▸ **Brief**: Note each line that includes the word "image". Copy those lines.

□ □ □ □ □ □ □

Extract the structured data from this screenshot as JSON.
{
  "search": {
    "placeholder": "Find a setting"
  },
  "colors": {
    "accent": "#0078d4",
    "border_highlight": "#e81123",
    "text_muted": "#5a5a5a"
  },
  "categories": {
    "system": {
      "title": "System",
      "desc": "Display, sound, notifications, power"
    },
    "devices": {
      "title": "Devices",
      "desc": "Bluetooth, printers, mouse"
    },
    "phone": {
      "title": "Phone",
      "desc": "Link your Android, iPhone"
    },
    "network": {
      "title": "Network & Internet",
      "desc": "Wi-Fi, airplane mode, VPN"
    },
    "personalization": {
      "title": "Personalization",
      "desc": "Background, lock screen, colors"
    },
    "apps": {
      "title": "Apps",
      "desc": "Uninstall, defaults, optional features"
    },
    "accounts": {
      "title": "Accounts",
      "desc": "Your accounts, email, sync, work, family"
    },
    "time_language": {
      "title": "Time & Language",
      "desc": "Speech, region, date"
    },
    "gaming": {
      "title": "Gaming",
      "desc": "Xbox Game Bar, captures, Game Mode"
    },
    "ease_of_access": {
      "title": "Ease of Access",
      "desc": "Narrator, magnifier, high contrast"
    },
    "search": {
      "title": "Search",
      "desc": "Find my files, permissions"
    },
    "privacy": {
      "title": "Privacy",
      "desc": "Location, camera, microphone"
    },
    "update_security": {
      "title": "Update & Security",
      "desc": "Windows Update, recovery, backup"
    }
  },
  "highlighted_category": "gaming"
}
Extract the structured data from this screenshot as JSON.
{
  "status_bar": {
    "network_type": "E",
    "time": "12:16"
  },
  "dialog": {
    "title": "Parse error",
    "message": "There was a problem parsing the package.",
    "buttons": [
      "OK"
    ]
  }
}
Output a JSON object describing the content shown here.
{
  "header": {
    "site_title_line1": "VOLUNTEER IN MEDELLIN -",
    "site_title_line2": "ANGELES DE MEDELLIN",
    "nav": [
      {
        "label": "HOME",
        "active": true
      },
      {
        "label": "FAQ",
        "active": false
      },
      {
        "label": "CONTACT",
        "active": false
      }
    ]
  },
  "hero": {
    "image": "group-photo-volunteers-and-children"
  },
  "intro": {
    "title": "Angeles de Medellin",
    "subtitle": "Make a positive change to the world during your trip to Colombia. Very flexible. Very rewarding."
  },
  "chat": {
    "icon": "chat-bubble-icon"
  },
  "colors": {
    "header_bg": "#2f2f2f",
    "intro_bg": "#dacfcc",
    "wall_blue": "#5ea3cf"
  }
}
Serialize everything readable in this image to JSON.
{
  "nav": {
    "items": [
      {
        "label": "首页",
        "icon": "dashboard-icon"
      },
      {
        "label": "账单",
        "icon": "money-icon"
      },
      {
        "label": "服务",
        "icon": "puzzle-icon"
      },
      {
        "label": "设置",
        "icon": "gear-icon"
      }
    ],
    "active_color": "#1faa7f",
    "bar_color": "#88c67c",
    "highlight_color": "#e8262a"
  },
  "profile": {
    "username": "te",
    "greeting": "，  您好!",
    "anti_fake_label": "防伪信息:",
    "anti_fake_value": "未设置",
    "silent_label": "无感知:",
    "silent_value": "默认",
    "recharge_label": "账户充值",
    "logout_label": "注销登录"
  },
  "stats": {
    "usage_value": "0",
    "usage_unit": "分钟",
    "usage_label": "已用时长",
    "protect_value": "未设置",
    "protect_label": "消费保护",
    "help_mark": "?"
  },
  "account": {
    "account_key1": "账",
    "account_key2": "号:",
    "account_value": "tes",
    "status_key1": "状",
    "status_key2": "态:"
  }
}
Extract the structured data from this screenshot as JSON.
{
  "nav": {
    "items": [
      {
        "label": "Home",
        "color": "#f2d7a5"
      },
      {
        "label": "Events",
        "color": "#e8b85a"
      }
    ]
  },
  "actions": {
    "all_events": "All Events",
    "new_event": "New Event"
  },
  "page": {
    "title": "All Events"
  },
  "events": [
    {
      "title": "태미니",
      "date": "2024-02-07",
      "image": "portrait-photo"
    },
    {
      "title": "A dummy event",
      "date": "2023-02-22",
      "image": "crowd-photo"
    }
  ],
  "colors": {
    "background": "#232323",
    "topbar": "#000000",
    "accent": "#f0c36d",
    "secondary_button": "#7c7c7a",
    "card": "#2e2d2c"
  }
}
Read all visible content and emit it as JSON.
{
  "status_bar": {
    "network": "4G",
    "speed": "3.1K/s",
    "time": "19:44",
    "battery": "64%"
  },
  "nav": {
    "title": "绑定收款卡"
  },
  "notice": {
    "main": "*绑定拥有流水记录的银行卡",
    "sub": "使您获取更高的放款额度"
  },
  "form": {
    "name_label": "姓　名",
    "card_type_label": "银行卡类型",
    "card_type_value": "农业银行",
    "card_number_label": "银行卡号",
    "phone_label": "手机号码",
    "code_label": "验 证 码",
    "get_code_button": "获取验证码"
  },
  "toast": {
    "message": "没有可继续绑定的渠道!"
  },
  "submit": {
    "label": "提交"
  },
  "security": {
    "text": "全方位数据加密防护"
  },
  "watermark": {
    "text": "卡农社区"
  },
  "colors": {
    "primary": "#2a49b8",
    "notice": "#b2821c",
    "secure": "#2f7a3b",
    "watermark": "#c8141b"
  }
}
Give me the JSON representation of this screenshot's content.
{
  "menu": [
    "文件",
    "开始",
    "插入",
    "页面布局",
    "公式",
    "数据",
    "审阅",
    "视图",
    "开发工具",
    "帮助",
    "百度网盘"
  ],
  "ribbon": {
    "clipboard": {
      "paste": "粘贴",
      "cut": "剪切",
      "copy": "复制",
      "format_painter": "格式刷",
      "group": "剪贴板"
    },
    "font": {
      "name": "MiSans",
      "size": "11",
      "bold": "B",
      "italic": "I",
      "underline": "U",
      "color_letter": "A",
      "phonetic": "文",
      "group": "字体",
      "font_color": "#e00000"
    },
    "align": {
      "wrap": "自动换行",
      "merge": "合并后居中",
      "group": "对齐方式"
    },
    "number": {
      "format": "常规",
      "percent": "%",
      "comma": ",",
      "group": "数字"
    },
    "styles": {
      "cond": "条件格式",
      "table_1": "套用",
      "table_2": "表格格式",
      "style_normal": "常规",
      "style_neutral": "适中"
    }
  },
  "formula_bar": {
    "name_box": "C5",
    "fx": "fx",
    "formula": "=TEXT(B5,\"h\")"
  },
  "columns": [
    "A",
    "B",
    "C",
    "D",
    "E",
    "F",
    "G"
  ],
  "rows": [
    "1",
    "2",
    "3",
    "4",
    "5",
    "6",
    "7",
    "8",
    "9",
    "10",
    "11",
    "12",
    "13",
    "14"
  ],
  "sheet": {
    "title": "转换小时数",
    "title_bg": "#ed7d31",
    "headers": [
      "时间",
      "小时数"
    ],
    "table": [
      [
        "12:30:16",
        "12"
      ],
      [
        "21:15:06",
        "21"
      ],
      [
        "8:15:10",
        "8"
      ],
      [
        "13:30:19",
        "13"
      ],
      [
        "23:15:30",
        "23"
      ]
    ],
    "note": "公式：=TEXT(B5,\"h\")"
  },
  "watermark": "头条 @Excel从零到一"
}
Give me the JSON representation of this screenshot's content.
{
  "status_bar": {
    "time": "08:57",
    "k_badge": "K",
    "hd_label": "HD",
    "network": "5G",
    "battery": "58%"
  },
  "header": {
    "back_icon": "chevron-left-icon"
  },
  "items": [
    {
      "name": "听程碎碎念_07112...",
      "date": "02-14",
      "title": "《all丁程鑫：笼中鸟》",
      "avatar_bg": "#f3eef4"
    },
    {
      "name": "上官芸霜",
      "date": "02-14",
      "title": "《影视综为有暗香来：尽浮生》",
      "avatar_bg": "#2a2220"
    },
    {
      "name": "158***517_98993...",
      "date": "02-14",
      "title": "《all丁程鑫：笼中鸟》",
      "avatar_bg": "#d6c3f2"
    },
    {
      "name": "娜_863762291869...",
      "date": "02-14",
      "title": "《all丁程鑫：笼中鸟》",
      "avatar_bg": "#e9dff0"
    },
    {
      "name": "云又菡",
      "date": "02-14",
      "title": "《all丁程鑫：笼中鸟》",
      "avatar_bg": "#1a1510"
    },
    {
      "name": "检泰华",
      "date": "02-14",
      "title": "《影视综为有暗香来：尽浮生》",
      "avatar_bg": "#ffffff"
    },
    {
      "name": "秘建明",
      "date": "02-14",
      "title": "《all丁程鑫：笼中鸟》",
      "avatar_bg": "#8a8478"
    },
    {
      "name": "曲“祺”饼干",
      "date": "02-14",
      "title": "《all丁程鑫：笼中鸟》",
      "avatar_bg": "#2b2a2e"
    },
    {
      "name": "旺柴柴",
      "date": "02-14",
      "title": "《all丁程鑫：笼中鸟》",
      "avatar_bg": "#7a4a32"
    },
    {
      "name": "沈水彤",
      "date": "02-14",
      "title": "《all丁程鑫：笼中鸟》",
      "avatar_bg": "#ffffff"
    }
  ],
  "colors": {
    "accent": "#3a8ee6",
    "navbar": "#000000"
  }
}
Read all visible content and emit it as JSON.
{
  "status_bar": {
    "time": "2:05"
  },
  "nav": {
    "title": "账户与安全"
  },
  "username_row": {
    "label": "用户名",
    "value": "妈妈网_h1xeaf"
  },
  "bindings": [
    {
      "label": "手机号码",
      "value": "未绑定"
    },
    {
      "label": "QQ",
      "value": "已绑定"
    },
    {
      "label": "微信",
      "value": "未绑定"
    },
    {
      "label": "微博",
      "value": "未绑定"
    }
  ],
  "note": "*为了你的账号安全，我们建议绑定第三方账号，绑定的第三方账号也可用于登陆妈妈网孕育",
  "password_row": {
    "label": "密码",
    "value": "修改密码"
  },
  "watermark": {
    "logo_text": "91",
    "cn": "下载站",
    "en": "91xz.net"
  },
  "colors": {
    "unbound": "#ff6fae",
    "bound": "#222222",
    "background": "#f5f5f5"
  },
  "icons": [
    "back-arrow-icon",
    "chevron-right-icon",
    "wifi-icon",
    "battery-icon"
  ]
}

□ □ □ □ □ □ □

▸ **Solution to this task**:
    "image": "group-photo-volunteers-and-children"
Serialize everything readable in this image to JSON.
      "image": "portrait-photo"
      "image": "crowd-photo"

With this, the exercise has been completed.